• STORED ROWS
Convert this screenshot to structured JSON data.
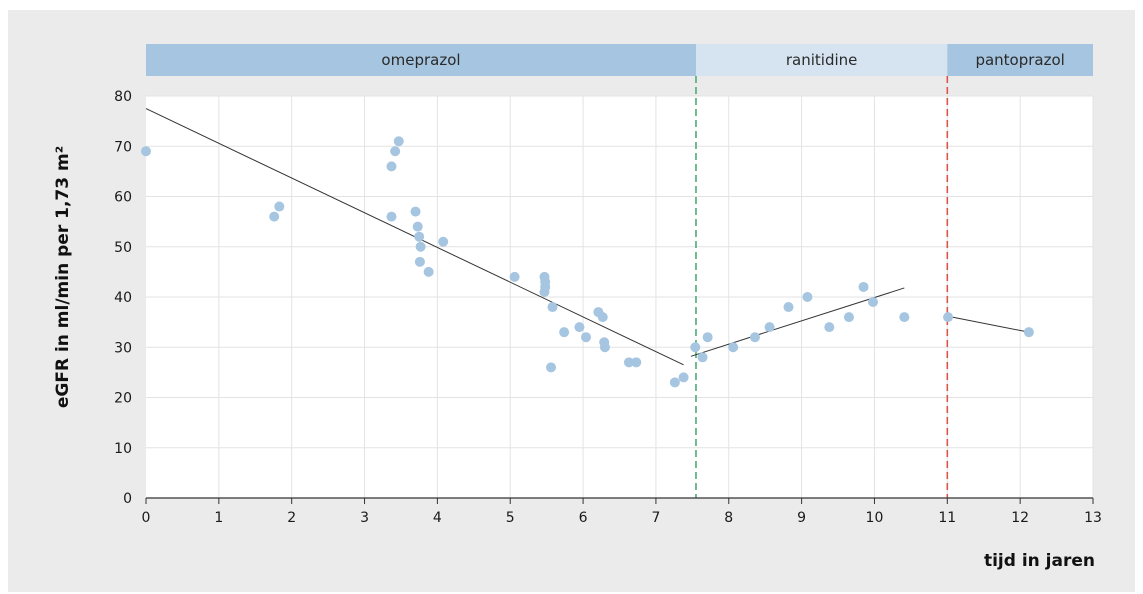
{
  "chart_data": {
    "type": "scatter",
    "xlabel": "tijd in jaren",
    "ylabel": "eGFR in ml/min per 1,73 m²",
    "xlim": [
      0,
      13
    ],
    "ylim": [
      0,
      80
    ],
    "x_ticks": [
      0,
      1,
      2,
      3,
      4,
      5,
      6,
      7,
      8,
      9,
      10,
      11,
      12,
      13
    ],
    "y_ticks": [
      0,
      10,
      20,
      30,
      40,
      50,
      60,
      70,
      80
    ],
    "grid": true,
    "point_color": "#a6c5e0",
    "phases": [
      {
        "label": "omeprazol",
        "start": 0,
        "end": 7.55,
        "color": "#a6c5e0"
      },
      {
        "label": "ranitidine",
        "start": 7.55,
        "end": 11.0,
        "color": "#d6e4f2"
      },
      {
        "label": "pantoprazol",
        "start": 11.0,
        "end": 13,
        "color": "#a6c5e0"
      }
    ],
    "switch_lines": [
      {
        "x": 7.55,
        "color": "#4cab7a"
      },
      {
        "x": 11.0,
        "color": "#d9574a"
      }
    ],
    "points": [
      [
        0.0,
        69
      ],
      [
        1.76,
        56
      ],
      [
        1.83,
        58
      ],
      [
        3.37,
        56
      ],
      [
        3.37,
        66
      ],
      [
        3.42,
        69
      ],
      [
        3.47,
        71
      ],
      [
        3.7,
        57
      ],
      [
        3.73,
        54
      ],
      [
        3.75,
        52
      ],
      [
        3.77,
        50
      ],
      [
        3.76,
        47
      ],
      [
        3.88,
        45
      ],
      [
        4.08,
        51
      ],
      [
        5.06,
        44
      ],
      [
        5.47,
        44
      ],
      [
        5.48,
        43
      ],
      [
        5.48,
        42
      ],
      [
        5.47,
        41
      ],
      [
        5.58,
        38
      ],
      [
        5.56,
        26
      ],
      [
        5.74,
        33
      ],
      [
        5.95,
        34
      ],
      [
        6.04,
        32
      ],
      [
        6.21,
        37
      ],
      [
        6.27,
        36
      ],
      [
        6.29,
        31
      ],
      [
        6.3,
        30
      ],
      [
        6.63,
        27
      ],
      [
        6.73,
        27
      ],
      [
        7.26,
        23
      ],
      [
        7.38,
        24
      ],
      [
        7.54,
        30
      ],
      [
        7.64,
        28
      ],
      [
        7.71,
        32
      ],
      [
        8.06,
        30
      ],
      [
        8.36,
        32
      ],
      [
        8.56,
        34
      ],
      [
        8.82,
        38
      ],
      [
        9.08,
        40
      ],
      [
        9.38,
        34
      ],
      [
        9.65,
        36
      ],
      [
        9.85,
        42
      ],
      [
        9.98,
        39
      ],
      [
        10.41,
        36
      ],
      [
        11.01,
        36
      ],
      [
        12.12,
        33
      ]
    ],
    "trend_lines": [
      {
        "from": [
          0,
          77.5
        ],
        "to": [
          7.38,
          26.5
        ]
      },
      {
        "from": [
          7.48,
          28.2
        ],
        "to": [
          10.41,
          41.8
        ]
      },
      {
        "from": [
          11.0,
          36.2
        ],
        "to": [
          12.12,
          33.0
        ]
      }
    ]
  }
}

• WHAT THE TASK ASKS
Leave out the pictures and print each record exactly as it stands.

• RESPONSE TO THE TASK
Convert this screenshot to structured JSON data.
{
  "chart_data": {
    "type": "scatter",
    "xlabel": "tijd in jaren",
    "ylabel": "eGFR in ml/min per 1,73 m²",
    "xlim": [
      0,
      13
    ],
    "ylim": [
      0,
      80
    ],
    "x_ticks": [
      0,
      1,
      2,
      3,
      4,
      5,
      6,
      7,
      8,
      9,
      10,
      11,
      12,
      13
    ],
    "y_ticks": [
      0,
      10,
      20,
      30,
      40,
      50,
      60,
      70,
      80
    ],
    "grid": true,
    "point_color": "#a6c5e0",
    "phases": [
      {
        "label": "omeprazol",
        "start": 0,
        "end": 7.55,
        "color": "#a6c5e0"
      },
      {
        "label": "ranitidine",
        "start": 7.55,
        "end": 11.0,
        "color": "#d6e4f2"
      },
      {
        "label": "pantoprazol",
        "start": 11.0,
        "end": 13,
        "color": "#a6c5e0"
      }
    ],
    "switch_lines": [
      {
        "x": 7.55,
        "color": "#4cab7a"
      },
      {
        "x": 11.0,
        "color": "#d9574a"
      }
    ],
    "points": [
      [
        0.0,
        69
      ],
      [
        1.76,
        56
      ],
      [
        1.83,
        58
      ],
      [
        3.37,
        56
      ],
      [
        3.37,
        66
      ],
      [
        3.42,
        69
      ],
      [
        3.47,
        71
      ],
      [
        3.7,
        57
      ],
      [
        3.73,
        54
      ],
      [
        3.75,
        52
      ],
      [
        3.77,
        50
      ],
      [
        3.76,
        47
      ],
      [
        3.88,
        45
      ],
      [
        4.08,
        51
      ],
      [
        5.06,
        44
      ],
      [
        5.47,
        44
      ],
      [
        5.48,
        43
      ],
      [
        5.48,
        42
      ],
      [
        5.47,
        41
      ],
      [
        5.58,
        38
      ],
      [
        5.56,
        26
      ],
      [
        5.74,
        33
      ],
      [
        5.95,
        34
      ],
      [
        6.04,
        32
      ],
      [
        6.21,
        37
      ],
      [
        6.27,
        36
      ],
      [
        6.29,
        31
      ],
      [
        6.3,
        30
      ],
      [
        6.63,
        27
      ],
      [
        6.73,
        27
      ],
      [
        7.26,
        23
      ],
      [
        7.38,
        24
      ],
      [
        7.54,
        30
      ],
      [
        7.64,
        28
      ],
      [
        7.71,
        32
      ],
      [
        8.06,
        30
      ],
      [
        8.36,
        32
      ],
      [
        8.56,
        34
      ],
      [
        8.82,
        38
      ],
      [
        9.08,
        40
      ],
      [
        9.38,
        34
      ],
      [
        9.65,
        36
      ],
      [
        9.85,
        42
      ],
      [
        9.98,
        39
      ],
      [
        10.41,
        36
      ],
      [
        11.01,
        36
      ],
      [
        12.12,
        33
      ]
    ],
    "trend_lines": [
      {
        "from": [
          0,
          77.5
        ],
        "to": [
          7.38,
          26.5
        ]
      },
      {
        "from": [
          7.48,
          28.2
        ],
        "to": [
          10.41,
          41.8
        ]
      },
      {
        "from": [
          11.0,
          36.2
        ],
        "to": [
          12.12,
          33.0
        ]
      }
    ]
  }
}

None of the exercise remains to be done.